A block of data

________________

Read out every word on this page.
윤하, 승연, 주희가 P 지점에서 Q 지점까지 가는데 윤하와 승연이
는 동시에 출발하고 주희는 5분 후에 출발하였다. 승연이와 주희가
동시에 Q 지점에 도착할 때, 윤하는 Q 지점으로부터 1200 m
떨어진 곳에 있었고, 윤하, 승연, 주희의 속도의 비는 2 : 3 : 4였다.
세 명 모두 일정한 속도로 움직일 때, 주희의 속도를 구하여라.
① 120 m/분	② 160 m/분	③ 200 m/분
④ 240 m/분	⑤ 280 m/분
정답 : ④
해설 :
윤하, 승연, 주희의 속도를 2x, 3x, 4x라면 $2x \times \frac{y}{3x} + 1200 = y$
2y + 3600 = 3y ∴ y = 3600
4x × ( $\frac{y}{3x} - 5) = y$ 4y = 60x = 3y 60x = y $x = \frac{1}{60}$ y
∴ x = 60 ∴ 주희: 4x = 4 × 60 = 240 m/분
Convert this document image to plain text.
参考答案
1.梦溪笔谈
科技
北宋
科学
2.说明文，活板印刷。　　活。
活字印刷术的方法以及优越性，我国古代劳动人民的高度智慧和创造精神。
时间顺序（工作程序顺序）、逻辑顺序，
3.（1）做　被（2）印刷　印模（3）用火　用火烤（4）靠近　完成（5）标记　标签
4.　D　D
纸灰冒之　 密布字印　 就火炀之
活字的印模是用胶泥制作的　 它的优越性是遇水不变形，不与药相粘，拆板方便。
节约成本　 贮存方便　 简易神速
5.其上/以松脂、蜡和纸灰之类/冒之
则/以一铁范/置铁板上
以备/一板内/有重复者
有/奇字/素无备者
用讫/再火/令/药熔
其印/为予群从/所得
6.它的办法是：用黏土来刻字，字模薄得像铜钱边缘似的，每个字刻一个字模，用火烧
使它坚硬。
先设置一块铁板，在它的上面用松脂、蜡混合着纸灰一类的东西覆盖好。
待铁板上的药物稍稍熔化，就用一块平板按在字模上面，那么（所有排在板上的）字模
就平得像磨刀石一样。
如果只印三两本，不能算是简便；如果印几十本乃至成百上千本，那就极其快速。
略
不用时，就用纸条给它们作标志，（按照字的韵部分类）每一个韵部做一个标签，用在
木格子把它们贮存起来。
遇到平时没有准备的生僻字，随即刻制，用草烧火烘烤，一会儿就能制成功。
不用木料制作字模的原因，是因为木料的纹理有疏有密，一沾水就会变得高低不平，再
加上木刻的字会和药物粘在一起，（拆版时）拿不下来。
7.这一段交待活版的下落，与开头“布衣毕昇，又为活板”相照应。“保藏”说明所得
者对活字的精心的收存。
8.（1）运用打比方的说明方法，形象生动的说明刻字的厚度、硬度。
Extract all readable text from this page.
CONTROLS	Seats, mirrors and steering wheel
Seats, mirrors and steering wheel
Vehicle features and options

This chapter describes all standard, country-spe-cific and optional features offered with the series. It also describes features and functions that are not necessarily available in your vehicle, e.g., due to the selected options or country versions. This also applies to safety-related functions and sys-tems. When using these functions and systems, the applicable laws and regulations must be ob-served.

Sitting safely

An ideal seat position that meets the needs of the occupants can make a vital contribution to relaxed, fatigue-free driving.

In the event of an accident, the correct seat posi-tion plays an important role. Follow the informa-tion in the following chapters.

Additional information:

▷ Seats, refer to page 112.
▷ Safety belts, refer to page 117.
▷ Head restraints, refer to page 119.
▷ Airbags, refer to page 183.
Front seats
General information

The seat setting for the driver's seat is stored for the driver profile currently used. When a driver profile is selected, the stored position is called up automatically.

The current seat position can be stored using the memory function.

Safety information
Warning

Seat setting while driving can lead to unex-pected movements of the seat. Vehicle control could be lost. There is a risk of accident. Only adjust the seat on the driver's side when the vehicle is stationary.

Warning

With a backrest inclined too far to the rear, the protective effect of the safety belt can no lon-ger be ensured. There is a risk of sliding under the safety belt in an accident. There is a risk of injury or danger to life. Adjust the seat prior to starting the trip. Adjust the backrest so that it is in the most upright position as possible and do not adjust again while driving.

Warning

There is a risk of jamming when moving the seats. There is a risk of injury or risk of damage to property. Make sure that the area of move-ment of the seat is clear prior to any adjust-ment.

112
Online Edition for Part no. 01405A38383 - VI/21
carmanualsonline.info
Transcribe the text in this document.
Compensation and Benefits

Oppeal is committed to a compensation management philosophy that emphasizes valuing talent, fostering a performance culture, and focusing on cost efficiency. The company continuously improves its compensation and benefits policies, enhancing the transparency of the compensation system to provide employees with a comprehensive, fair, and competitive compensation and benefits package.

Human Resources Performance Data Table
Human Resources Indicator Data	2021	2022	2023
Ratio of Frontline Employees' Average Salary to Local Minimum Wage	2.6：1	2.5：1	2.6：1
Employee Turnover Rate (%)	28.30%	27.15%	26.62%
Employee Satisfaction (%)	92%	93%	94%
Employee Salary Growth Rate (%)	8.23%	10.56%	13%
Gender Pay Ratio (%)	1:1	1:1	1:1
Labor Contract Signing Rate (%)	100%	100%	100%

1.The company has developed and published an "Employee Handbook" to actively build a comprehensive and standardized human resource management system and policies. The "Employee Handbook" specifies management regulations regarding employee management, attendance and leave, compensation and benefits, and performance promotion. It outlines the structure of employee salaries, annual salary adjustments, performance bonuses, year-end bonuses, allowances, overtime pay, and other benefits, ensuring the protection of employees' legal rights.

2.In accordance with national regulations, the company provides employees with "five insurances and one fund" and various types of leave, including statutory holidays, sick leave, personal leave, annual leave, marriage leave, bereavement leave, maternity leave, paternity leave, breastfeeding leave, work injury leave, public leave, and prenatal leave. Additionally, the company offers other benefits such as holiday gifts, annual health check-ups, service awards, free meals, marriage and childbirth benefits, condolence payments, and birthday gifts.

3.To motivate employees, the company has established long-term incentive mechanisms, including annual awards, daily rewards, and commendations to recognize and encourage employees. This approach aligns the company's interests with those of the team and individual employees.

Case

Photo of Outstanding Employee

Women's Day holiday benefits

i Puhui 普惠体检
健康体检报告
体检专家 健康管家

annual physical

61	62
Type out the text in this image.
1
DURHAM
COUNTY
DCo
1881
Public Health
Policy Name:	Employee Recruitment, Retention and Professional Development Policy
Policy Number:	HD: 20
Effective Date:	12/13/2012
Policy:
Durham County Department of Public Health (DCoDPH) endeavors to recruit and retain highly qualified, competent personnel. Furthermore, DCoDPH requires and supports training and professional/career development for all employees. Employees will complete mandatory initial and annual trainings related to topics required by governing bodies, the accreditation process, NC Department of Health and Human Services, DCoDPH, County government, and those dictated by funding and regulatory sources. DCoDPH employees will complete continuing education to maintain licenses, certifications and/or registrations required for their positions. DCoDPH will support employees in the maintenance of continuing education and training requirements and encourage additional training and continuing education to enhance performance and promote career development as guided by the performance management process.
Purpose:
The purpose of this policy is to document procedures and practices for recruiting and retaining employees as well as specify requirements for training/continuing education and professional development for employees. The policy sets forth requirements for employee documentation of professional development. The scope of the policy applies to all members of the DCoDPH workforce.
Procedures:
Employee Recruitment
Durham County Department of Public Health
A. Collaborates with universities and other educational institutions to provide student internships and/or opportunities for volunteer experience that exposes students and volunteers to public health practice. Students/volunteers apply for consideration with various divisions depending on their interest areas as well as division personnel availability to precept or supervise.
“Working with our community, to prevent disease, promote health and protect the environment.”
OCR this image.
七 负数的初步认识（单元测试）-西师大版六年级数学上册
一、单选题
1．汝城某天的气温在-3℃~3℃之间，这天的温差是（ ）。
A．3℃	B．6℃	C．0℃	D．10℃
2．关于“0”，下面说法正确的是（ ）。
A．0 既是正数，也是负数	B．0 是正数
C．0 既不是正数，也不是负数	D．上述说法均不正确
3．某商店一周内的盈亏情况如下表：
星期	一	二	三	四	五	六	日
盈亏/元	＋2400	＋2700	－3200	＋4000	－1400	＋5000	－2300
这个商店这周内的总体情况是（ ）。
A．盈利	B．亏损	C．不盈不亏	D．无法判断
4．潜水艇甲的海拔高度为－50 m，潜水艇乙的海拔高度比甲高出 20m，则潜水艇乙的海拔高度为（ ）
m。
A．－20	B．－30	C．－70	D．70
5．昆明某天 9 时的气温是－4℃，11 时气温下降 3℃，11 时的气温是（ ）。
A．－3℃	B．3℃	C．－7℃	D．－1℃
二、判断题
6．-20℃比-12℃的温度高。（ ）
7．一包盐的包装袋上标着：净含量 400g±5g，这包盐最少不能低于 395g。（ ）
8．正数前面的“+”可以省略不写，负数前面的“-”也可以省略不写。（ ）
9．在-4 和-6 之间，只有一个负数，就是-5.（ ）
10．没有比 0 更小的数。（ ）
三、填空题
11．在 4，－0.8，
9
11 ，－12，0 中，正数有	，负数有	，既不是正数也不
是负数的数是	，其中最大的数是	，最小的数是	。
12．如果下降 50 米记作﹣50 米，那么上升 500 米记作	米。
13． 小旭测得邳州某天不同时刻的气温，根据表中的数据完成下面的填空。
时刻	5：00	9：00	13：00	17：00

________________

(EXERCISE BRIEF): Repeat exactly, and only, the lines from the one containing "OCR this image." through the end of the material.

(EXPECTED ANSWER):
OCR this image.
七 负数的初步认识（单元测试）-西师大版六年级数学上册
一、单选题
1．汝城某天的气温在-3℃~3℃之间，这天的温差是（ ）。
A．3℃	B．6℃	C．0℃	D．10℃
2．关于“0”，下面说法正确的是（ ）。
A．0 既是正数，也是负数	B．0 是正数
C．0 既不是正数，也不是负数	D．上述说法均不正确
3．某商店一周内的盈亏情况如下表：
星期	一	二	三	四	五	六	日
盈亏/元	＋2400	＋2700	－3200	＋4000	－1400	＋5000	－2300
这个商店这周内的总体情况是（ ）。
A．盈利	B．亏损	C．不盈不亏	D．无法判断
4．潜水艇甲的海拔高度为－50 m，潜水艇乙的海拔高度比甲高出 20m，则潜水艇乙的海拔高度为（ ）
m。
A．－20	B．－30	C．－70	D．70
5．昆明某天 9 时的气温是－4℃，11 时气温下降 3℃，11 时的气温是（ ）。
A．－3℃	B．3℃	C．－7℃	D．－1℃
二、判断题
6．-20℃比-12℃的温度高。（ ）
7．一包盐的包装袋上标着：净含量 400g±5g，这包盐最少不能低于 395g。（ ）
8．正数前面的“+”可以省略不写，负数前面的“-”也可以省略不写。（ ）
9．在-4 和-6 之间，只有一个负数，就是-5.（ ）
10．没有比 0 更小的数。（ ）
三、填空题
11．在 4，－0.8，
9
11 ，－12，0 中，正数有	，负数有	，既不是正数也不
是负数的数是	，其中最大的数是	，最小的数是	。
12．如果下降 50 米记作﹣50 米，那么上升 500 米记作	米。
13． 小旭测得邳州某天不同时刻的气温，根据表中的数据完成下面的填空。
时刻	5：00	9：00	13：00	17：00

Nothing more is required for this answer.